任务目标:
[1] 请根据豆瓣爬虫脚本回答以下问题：
(a) 输入的导演和演员信息在字符长度上有什么限制？
(b) 伪装报头中 "Accept-Language" 被设成了什么值？
(c) 按注释所说，编辑距离函数最终返回的是什么？
[2] 请从豆瓣爬虫脚本的末尾接着往下写。

RCurl包爬取豆瓣电影id和IMDB电影号id

2017-06-18 本文已影响0人 485b1aca799e
爬取豆瓣id和IMDB_id


#输入电影名字、导演、演员信息，爬取豆瓣id和IMDB_id
#输入信息必须经过严格清洗，不允许出现空格，导演和演员字符长度严格小于等于6


#### 计算程序的运行时间
timestart<-Sys.time();
#打印开始时间
print(timestart)
####这块写你要运行的程序


#报头设置非常重要，爬虫一定要伪装，另外for循环一定要间隔休息
library(xlsx)
library(readxl)
library(plyr)
library(sqldf)
library(data.table)
library(RCurl)
library(XML)
library(stringr)
#伪装报头
myheader<-c(
  "User-Agent"="Mozilla/5.0 (Windows; U; Windows NT 5.1; zh-CN; rv:1.9.1.6) ",
  "Accept"="text/html,application/xhtml+xml,application/xml;q=0.9,*/*;q=0.8",
  "Accept-Language"="en-us",
  "Connection"="keep-alive",
  "Accept-Charset"="GB2312,utf-8;q=0.7,*;q=0.7"
)


########定义编辑距离函数#############
Fun <- function(x,y){
  library(stringr)
  
  m <- str_length(x)
  n <- str_length(y)
  
  x <- str_split(x,pattern = "")[[1]];
  y <- str_split(y,pattern = "")[[1]];
  
  M <- matrix(0,nrow = m+1,ncol = n+1);
  rownames(M) <- c(" ",x)
  colnames(M) <- c(" ",y)
  
  for(i in 1:(m+1)) M[i,1] <- i-1; 
  for(j in 1:(n+1)) M[1,j] <- j-1; 
  
  for(i in 2:(m+1)){
    for(j in 2:(n+1)){
      if(x[i-1]==y[j-1]) cost=0 else cost=1;
      M[i,j]=min(M[i-1,j]+1,M[i,j-1]+1,M[i-1,j-1]+cost)
    }
  }
  #返回字符串的相似度
  return(round(1-M[m+1,n+1]/(m+n),2));
  
}





#url <- "https://movie.douban.com/"

数据部分:
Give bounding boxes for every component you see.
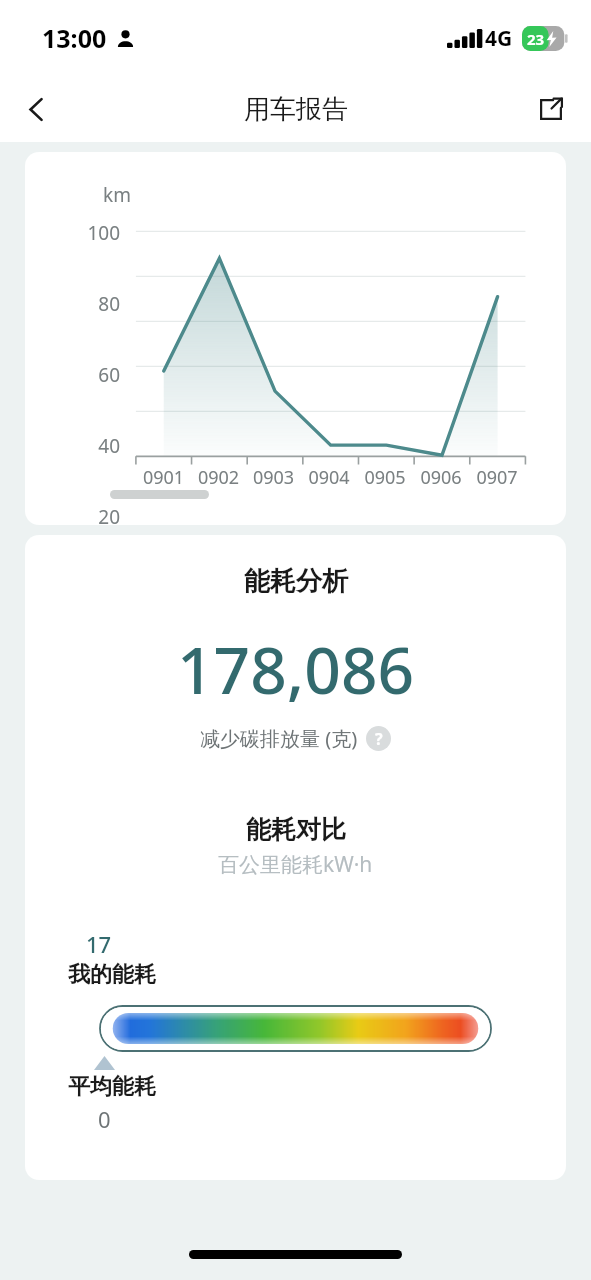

* * *

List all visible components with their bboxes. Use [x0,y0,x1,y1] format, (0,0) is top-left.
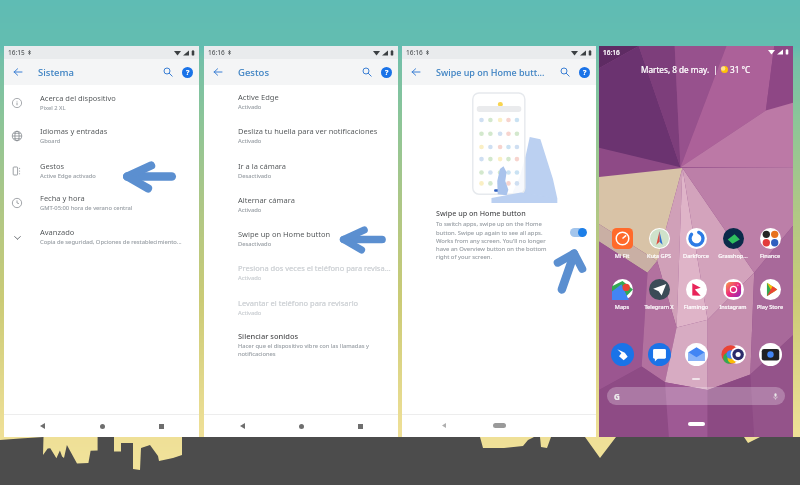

---

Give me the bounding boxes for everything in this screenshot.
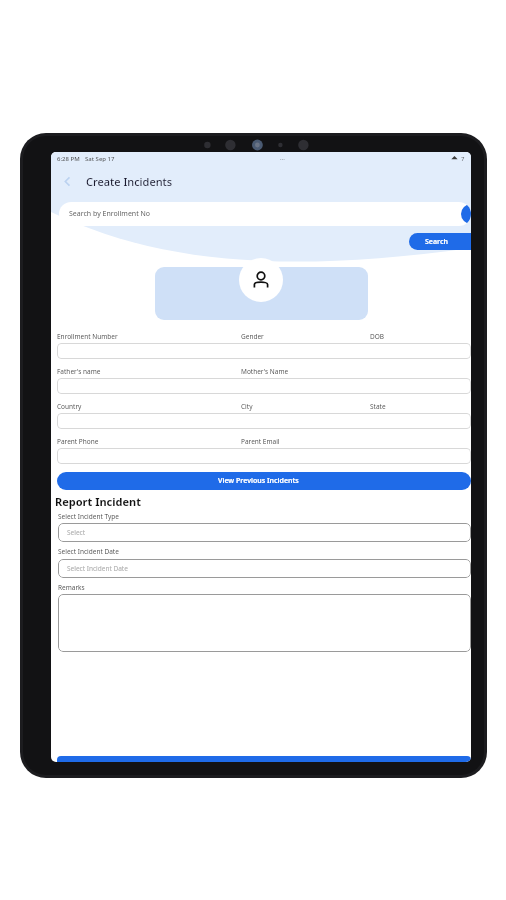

任务答案:
[1]
(a) 导演和演员的字符长度必须严格小于等于6。
(b) 被设成了 "en-us"。
(c) 返回的是字符串的相似度，由 round(1-M[m+1,n+1]/(m+n),2) 算出，保留两位小数。

[2]
#text=c("碟中谍","狮子王","魔戒3","星际穿越","火星救援","碟中谍2","职业特工队2","谍影重重2","碟中谍5")
#text="哈利波特与魔法石"
#text="少年派的奇幻漂流"
#text="哈利波特与死亡圣器(下)"
#text="手机"
#text <- t(c("加勒比海盗1：黑珍珠号的诅咒","冯小刚"," 张国立葛优范"))
#text <- t(c("哈利波特与死亡圣器(下)" ,        "大飞",   "廖智苗皓钧"))
#输入参数
#text <- y[1:100,c(1,2,3)]
#i=2
#抽样测试
#text <- text[sample(2901,200,replace = F),]

##################测试###########################
#text <- as.data.frame(t(z[1,]),stringsAsFactors = F)

###################匹配分类##############
#A <- "完全匹配"
#B <- "多个匹配但前五结果唯一"
#C <- "返回一个结果标题不匹配但详情页匹配"
#D <- "前五结果多个但是匹配上了"
#E <- "完全不匹配"
#F <- "前五结果多个但是没有匹配上"


url <- paste("https://movie.douban.com/subject_search?search_text=",text[,1],"&cat=1002",sep = "")
url_douban <- NULL;
url_douban_id <- NULL;
imdb_id <- NULL;
class <- NULL;



#输入数据英文小括号改写为正则表达式\\(和\\)
text[,1]<- str_replace(str_replace(text[,1],pattern = "\\(",replacement = "\\\\("),pattern = "\\)",replacement = "\\\\)");

#i=1
for(i in 1:length(url)){
  wp<-getURL(url[i],.encoding="utf-8",followlocation=T,httpheader=myheader)
  doc <- htmlParse(wp,asText=T,encoding="UTF-8")#解析
  #text[i]为电影名字
  
  title<- xpathSApply(doc,"//div[@class='pl2']//a",xmlValue)#搜索页所有的结果标题  
  title <- str_replace_all(title,pattern = "·",replacement = "")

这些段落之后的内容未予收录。